> **WORK TO BE COMPLETED**: In the records, each line holding "Bürgerlichen" must be reported.

(ENTRIES SHOWN Opens)

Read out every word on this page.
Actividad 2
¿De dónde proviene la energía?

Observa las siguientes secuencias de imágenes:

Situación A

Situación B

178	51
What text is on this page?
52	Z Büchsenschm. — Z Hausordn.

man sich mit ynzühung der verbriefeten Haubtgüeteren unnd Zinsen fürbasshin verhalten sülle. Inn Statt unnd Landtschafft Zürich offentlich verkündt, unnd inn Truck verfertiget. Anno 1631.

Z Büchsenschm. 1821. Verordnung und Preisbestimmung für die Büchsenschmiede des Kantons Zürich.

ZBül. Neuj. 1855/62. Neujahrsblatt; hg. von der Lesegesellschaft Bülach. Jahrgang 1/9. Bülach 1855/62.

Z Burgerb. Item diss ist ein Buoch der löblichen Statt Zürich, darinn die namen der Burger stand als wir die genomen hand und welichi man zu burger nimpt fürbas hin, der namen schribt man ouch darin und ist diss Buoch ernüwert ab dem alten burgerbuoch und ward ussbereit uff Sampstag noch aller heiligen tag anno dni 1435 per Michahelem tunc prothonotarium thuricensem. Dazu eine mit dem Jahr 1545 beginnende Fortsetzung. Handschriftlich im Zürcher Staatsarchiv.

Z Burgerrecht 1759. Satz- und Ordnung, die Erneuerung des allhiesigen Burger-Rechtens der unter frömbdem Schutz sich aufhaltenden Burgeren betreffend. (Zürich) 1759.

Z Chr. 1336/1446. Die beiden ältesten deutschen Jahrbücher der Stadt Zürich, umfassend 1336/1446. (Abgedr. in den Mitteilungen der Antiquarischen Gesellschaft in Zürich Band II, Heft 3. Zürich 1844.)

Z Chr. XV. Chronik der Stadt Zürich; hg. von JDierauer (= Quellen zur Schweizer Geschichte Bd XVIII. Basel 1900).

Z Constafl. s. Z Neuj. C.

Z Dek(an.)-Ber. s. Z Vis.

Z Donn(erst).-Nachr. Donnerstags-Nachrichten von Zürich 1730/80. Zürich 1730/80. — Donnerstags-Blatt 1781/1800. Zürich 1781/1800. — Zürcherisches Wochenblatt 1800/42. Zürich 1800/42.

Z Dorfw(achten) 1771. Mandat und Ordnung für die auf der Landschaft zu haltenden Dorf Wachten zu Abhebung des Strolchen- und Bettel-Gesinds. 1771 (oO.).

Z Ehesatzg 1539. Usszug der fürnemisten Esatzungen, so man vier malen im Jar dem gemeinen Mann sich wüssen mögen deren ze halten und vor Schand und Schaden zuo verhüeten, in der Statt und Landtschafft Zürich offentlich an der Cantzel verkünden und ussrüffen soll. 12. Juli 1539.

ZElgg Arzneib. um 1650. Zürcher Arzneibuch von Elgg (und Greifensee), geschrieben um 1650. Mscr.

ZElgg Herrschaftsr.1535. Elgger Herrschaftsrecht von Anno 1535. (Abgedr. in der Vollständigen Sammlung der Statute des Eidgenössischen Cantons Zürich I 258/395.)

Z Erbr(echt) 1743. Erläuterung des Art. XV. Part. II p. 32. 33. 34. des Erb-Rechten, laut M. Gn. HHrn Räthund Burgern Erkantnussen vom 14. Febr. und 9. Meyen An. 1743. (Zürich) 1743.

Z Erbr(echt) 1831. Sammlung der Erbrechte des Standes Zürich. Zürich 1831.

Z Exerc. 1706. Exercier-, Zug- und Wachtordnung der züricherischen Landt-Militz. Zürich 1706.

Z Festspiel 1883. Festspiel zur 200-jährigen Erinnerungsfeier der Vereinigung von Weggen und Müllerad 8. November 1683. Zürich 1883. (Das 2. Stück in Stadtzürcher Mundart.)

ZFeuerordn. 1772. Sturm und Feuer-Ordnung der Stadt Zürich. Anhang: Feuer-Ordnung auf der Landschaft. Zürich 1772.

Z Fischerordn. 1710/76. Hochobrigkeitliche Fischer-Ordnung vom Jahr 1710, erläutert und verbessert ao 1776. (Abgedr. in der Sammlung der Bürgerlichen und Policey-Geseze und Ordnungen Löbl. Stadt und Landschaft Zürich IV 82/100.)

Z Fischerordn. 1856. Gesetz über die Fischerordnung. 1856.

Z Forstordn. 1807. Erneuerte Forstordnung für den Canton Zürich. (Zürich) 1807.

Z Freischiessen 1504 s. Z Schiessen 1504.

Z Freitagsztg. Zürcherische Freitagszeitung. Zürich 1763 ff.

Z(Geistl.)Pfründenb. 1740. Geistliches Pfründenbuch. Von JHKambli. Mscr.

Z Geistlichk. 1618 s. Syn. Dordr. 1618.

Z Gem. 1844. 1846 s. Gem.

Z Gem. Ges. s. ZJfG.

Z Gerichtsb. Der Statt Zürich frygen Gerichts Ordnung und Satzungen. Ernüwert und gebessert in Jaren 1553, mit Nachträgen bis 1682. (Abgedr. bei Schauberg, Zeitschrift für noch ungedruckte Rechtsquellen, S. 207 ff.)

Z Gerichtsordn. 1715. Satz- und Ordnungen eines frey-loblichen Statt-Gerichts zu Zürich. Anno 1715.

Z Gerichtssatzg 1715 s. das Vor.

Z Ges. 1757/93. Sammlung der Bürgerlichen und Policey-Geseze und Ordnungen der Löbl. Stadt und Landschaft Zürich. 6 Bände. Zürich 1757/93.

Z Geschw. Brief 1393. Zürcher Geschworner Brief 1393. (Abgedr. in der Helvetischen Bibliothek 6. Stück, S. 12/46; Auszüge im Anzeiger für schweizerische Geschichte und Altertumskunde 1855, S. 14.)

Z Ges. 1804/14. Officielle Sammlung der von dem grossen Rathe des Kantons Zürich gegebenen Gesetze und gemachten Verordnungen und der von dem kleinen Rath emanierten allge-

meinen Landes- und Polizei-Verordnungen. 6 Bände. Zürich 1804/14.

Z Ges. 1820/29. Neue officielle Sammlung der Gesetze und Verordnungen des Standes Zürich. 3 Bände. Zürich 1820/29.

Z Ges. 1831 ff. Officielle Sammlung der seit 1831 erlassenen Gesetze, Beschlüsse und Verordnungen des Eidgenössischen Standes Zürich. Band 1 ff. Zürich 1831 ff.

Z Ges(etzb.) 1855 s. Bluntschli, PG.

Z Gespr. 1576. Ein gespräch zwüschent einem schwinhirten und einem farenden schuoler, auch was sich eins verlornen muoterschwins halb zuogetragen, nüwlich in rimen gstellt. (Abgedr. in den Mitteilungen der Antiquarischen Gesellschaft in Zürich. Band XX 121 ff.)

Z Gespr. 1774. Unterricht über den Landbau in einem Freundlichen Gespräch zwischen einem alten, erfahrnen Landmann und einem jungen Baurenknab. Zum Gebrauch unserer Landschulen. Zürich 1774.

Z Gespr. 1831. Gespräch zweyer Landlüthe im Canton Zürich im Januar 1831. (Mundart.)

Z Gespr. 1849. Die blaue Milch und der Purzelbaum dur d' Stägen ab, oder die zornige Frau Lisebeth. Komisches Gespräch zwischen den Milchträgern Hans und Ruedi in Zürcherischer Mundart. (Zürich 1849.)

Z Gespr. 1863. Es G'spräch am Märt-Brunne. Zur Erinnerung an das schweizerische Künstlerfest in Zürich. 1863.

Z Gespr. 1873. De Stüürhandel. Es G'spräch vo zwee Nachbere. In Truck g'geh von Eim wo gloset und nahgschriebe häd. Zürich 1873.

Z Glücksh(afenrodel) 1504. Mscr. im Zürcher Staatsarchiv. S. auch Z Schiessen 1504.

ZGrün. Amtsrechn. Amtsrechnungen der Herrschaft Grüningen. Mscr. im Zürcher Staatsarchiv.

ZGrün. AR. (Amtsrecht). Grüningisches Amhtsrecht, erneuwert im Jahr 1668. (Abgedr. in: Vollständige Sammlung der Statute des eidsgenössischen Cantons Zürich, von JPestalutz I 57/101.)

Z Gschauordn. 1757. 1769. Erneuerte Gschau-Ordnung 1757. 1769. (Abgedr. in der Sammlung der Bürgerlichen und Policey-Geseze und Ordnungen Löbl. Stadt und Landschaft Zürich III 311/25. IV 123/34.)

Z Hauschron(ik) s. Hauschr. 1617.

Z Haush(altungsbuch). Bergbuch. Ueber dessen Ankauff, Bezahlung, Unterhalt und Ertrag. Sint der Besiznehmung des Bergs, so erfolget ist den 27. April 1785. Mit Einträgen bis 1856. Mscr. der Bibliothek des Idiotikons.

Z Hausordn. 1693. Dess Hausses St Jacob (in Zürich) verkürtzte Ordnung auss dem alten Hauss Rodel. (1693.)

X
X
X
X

(ENTRIES SHOWN Closes)

> **WRITTEN SOLUTION**:
Z Fischerordn. 1710/76. Hochobrigkeitliche Fischer-Ordnung vom Jahr 1710, erläutert und verbessert ao 1776. (Abgedr. in der Sammlung der Bürgerlichen und Policey-Geseze und Ordnungen Löbl. Stadt und Landschaft Zürich IV 82/100.)
Z Ges. 1757/93. Sammlung der Bürgerlichen und Policey-Geseze und Ordnungen der Löbl. Stadt und Landschaft Zürich. 6 Bände. Zürich 1757/93.
Z Gschauordn. 1757. 1769. Erneuerte Gschau-Ordnung 1757. 1769. (Abgedr. in der Sammlung der Bürgerlichen und Policey-Geseze und Ordnungen Löbl. Stadt und Landschaft Zürich III 311/25. IV 123/34.)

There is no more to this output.